▸ TASK REQUIREMENTS:
Copy nothing but the text: reproduce each line of the listing exactly and leave the pictures out.
• • • •
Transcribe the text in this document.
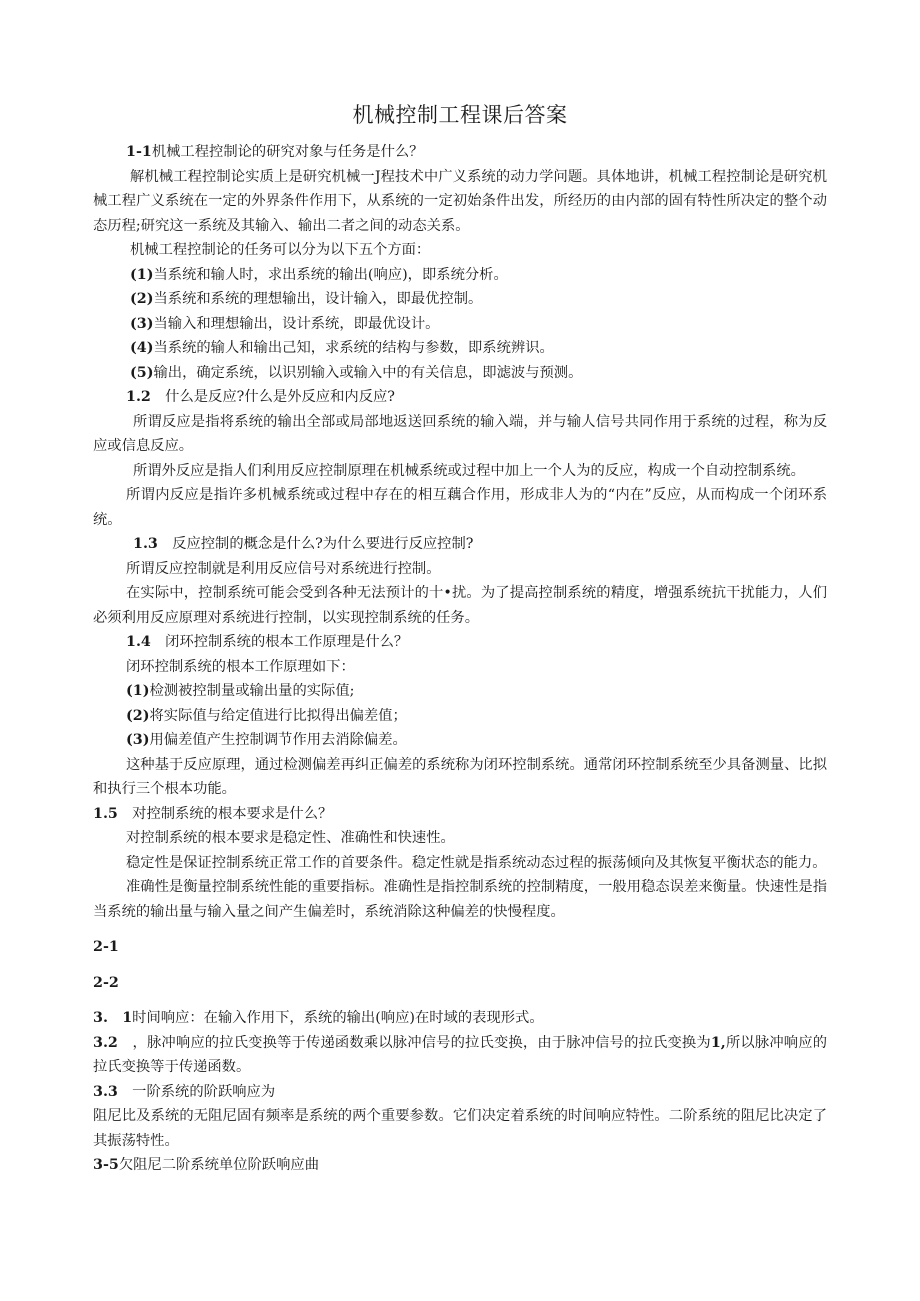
机械控制工程课后答案

1-1机械工程控制论的研究对象与任务是什么？

解机械工程控制论实质上是研究机械一J程技术中广义系统的动力学问题。具体地讲，机械工程控制论是研究机械工程广义系统在一定的外界条件作用下，从系统的一定初始条件出发，所经历的由内部的固有特性所决定的整个动态历程;研究这一系统及其输入、输出二者之间的动态关系。

机械工程控制论的任务可以分为以下五个方面：

(1)当系统和输人时，求出系统的输出(响应)，即系统分析。

(2)当系统和系统的理想输出，设计输入，即最优控制。

(3)当输入和理想输出，设计系统，即最优设计。

(4)当系统的输人和输出己知，求系统的结构与参数，即系统辨识。

(5)输出，确定系统，以识别输入或输入中的有关信息，即滤波与预测。

1.2　 什么是反应?什么是外反应和内反应?

所谓反应是指将系统的输出全部或局部地返送回系统的输入端，并与输人信号共同作用于系统的过程，称为反应或信息反应。

所谓外反应是指人们利用反应控制原理在机械系统或过程中加上一个人为的反应，构成一个自动控制系统。

所谓内反应是指许多机械系统或过程中存在的相互藕合作用，形成非人为的“内在”反应，从而构成一个闭环系统。

1.3　 反应控制的概念是什么?为什么要进行反应控制?

所谓反应控制就是利用反应信号对系统进行控制。

在实际中，控制系统可能会受到各种无法预计的十•扰。为了提高控制系统的精度，增强系统抗干扰能力，人们必须利用反应原理对系统进行控制，以实现控制系统的任务。

1.4　 闭环控制系统的根本工作原理是什么？

闭环控制系统的根本工作原理如下：

(1)检测被控制量或输出量的实际值;

(2)将实际值与给定值进行比拟得出偏差值；

(3)用偏差值产生控制调节作用去消除偏差。

这种基于反应原理，通过检测偏差再纠正偏差的系统称为闭环控制系统。通常闭环控制系统至少具备测量、比拟和执行三个根本功能。

1.5　 对控制系统的根本要求是什么？

对控制系统的根本要求是稳定性、准确性和快速性。

稳定性是保证控制系统正常工作的首要条件。稳定性就是指系统动态过程的振荡倾向及其恢复平衡状态的能力。

准确性是衡量控制系统性能的重要指标。准确性是指控制系统的控制精度，一般用稳态误差来衡量。快速性是指当系统的输出量与输入量之间产生偏差时，系统消除这种偏差的快慢程度。

2-1

2-2

3.　1时间响应：在输入作用下，系统的输出(响应)在时域的表现形式。

3.2　 ，脉冲响应的拉氏变换等于传递函数乘以脉冲信号的拉氏变换，由于脉冲信号的拉氏变换为1,所以脉冲响应的拉氏变换等于传递函数。

3.3　 一阶系统的阶跃响应为

阻尼比及系统的无阻尼固有频率是系统的两个重要参数。它们决定着系统的时间响应特性。二阶系统的阻尼比决定了其振荡特性。

3-5欠阻尼二阶系统单位阶跃响应曲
• • • •
▸ CORRECT RESULT:
Transcribe the text in this document.
机械控制工程课后答案

1-1机械工程控制论的研究对象与任务是什么？

解机械工程控制论实质上是研究机械一J程技术中广义系统的动力学问题。具体地讲，机械工程控制论是研究机械工程广义系统在一定的外界条件作用下，从系统的一定初始条件出发，所经历的由内部的固有特性所决定的整个动态历程;研究这一系统及其输入、输出二者之间的动态关系。

机械工程控制论的任务可以分为以下五个方面：

(1)当系统和输人时，求出系统的输出(响应)，即系统分析。

(2)当系统和系统的理想输出，设计输入，即最优控制。

(3)当输入和理想输出，设计系统，即最优设计。

(4)当系统的输人和输出己知，求系统的结构与参数，即系统辨识。

(5)输出，确定系统，以识别输入或输入中的有关信息，即滤波与预测。

1.2　 什么是反应?什么是外反应和内反应?

所谓反应是指将系统的输出全部或局部地返送回系统的输入端，并与输人信号共同作用于系统的过程，称为反应或信息反应。

所谓外反应是指人们利用反应控制原理在机械系统或过程中加上一个人为的反应，构成一个自动控制系统。

所谓内反应是指许多机械系统或过程中存在的相互藕合作用，形成非人为的“内在”反应，从而构成一个闭环系统。

1.3　 反应控制的概念是什么?为什么要进行反应控制?

所谓反应控制就是利用反应信号对系统进行控制。

在实际中，控制系统可能会受到各种无法预计的十•扰。为了提高控制系统的精度，增强系统抗干扰能力，人们必须利用反应原理对系统进行控制，以实现控制系统的任务。

1.4　 闭环控制系统的根本工作原理是什么？

闭环控制系统的根本工作原理如下：

(1)检测被控制量或输出量的实际值;

(2)将实际值与给定值进行比拟得出偏差值；

(3)用偏差值产生控制调节作用去消除偏差。

这种基于反应原理，通过检测偏差再纠正偏差的系统称为闭环控制系统。通常闭环控制系统至少具备测量、比拟和执行三个根本功能。

1.5　 对控制系统的根本要求是什么？

对控制系统的根本要求是稳定性、准确性和快速性。

稳定性是保证控制系统正常工作的首要条件。稳定性就是指系统动态过程的振荡倾向及其恢复平衡状态的能力。

准确性是衡量控制系统性能的重要指标。准确性是指控制系统的控制精度，一般用稳态误差来衡量。快速性是指当系统的输出量与输入量之间产生偏差时，系统消除这种偏差的快慢程度。

2-1

2-2

3.　1时间响应：在输入作用下，系统的输出(响应)在时域的表现形式。

3.2　 ，脉冲响应的拉氏变换等于传递函数乘以脉冲信号的拉氏变换，由于脉冲信号的拉氏变换为1,所以脉冲响应的拉氏变换等于传递函数。

3.3　 一阶系统的阶跃响应为

阻尼比及系统的无阻尼固有频率是系统的两个重要参数。它们决定着系统的时间响应特性。二阶系统的阻尼比决定了其振荡特性。

3-5欠阻尼二阶系统单位阶跃响应曲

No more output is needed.